### Set problem
Rewrite the data from the line containing "List each element" through the line containing "- data-label: 59%: [648, 226, 682, 242]", putting "value-label" wherever "data-label" appears and changing nothing else. Leave the pictures out.

### Task input

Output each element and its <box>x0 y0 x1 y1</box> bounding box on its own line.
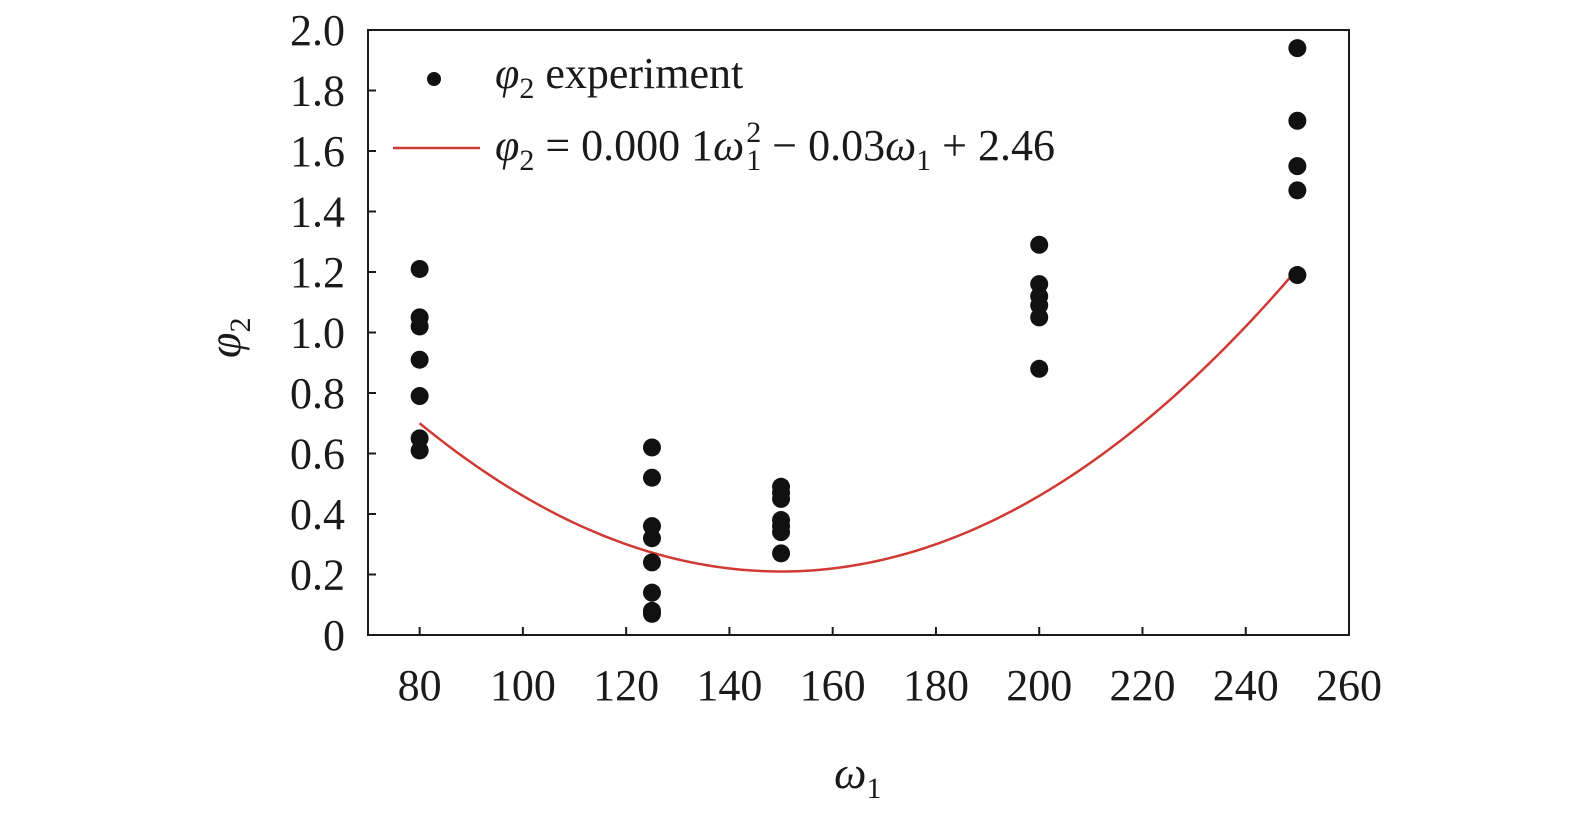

...

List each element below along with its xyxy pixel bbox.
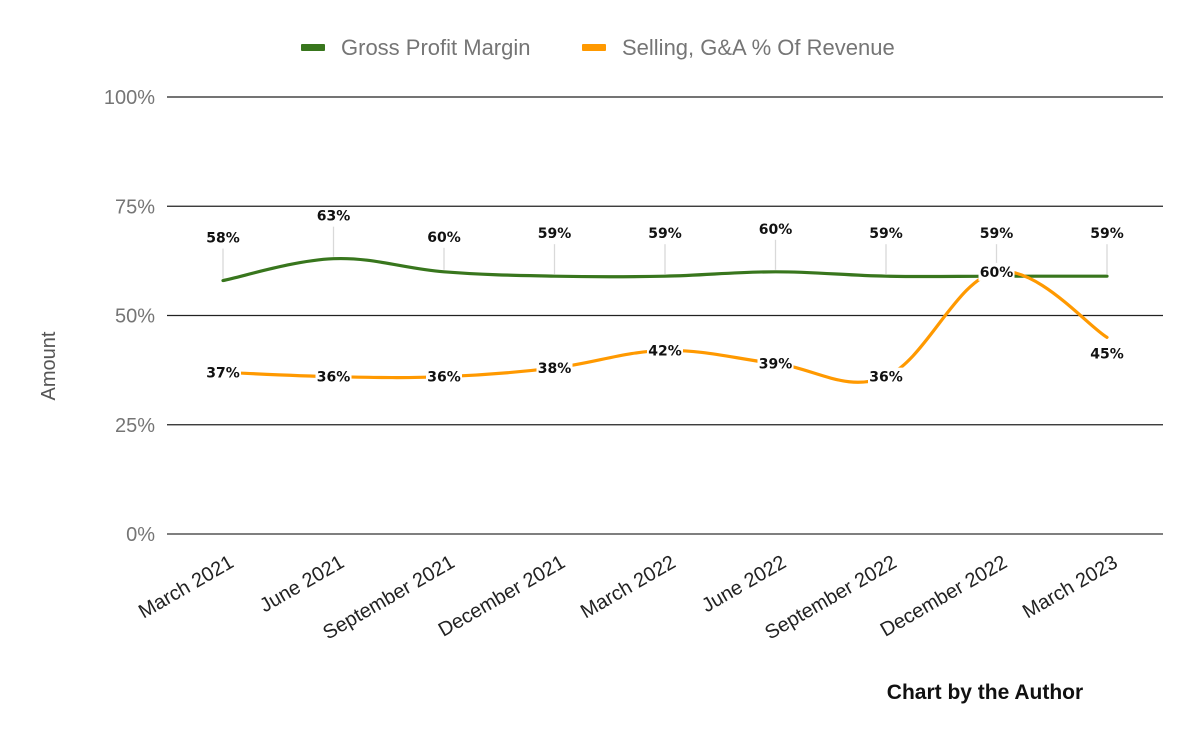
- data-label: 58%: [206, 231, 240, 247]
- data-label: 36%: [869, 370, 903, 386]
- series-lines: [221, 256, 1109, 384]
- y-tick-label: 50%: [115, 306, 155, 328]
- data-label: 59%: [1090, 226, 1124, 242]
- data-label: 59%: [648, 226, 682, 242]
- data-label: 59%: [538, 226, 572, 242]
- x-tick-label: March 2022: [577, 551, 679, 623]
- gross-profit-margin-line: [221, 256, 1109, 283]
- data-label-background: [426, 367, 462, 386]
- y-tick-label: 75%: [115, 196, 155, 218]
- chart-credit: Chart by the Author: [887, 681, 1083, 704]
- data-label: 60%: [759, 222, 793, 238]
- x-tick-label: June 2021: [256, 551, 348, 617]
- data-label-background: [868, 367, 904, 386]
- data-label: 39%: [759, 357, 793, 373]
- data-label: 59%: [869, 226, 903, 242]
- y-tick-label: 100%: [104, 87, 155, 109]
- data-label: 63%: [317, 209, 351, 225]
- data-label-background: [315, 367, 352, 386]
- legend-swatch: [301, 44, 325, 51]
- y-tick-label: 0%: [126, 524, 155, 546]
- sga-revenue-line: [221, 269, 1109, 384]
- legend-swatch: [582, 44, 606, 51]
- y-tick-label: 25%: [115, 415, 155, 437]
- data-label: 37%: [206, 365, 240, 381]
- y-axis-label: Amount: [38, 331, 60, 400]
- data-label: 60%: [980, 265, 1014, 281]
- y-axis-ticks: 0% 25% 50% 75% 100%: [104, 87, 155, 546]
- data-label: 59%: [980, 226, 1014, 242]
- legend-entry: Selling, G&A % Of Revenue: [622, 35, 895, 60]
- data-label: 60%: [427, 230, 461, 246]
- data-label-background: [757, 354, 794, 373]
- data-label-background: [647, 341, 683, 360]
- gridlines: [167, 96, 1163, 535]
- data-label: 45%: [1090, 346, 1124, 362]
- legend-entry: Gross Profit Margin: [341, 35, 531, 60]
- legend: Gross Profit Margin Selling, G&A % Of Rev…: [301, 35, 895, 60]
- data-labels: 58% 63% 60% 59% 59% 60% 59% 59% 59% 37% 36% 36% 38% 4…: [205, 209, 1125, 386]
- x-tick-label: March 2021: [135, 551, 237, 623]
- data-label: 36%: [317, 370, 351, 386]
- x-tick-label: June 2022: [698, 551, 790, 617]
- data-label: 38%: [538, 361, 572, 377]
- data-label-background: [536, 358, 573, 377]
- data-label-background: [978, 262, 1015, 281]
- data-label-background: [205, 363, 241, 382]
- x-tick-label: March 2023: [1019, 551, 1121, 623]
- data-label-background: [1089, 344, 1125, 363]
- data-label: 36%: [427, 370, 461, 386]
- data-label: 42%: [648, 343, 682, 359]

### Written solution
List each element below along with its xyxy pixel bbox.
- value-label: 58%: [206, 231, 240, 247]
- value-label: 36%: [869, 370, 903, 386]
- series-lines: [221, 256, 1109, 384]
- y-tick-label: 50%: [115, 306, 155, 328]
- value-label: 59%: [1090, 226, 1124, 242]
- value-label: 59%: [648, 226, 682, 242]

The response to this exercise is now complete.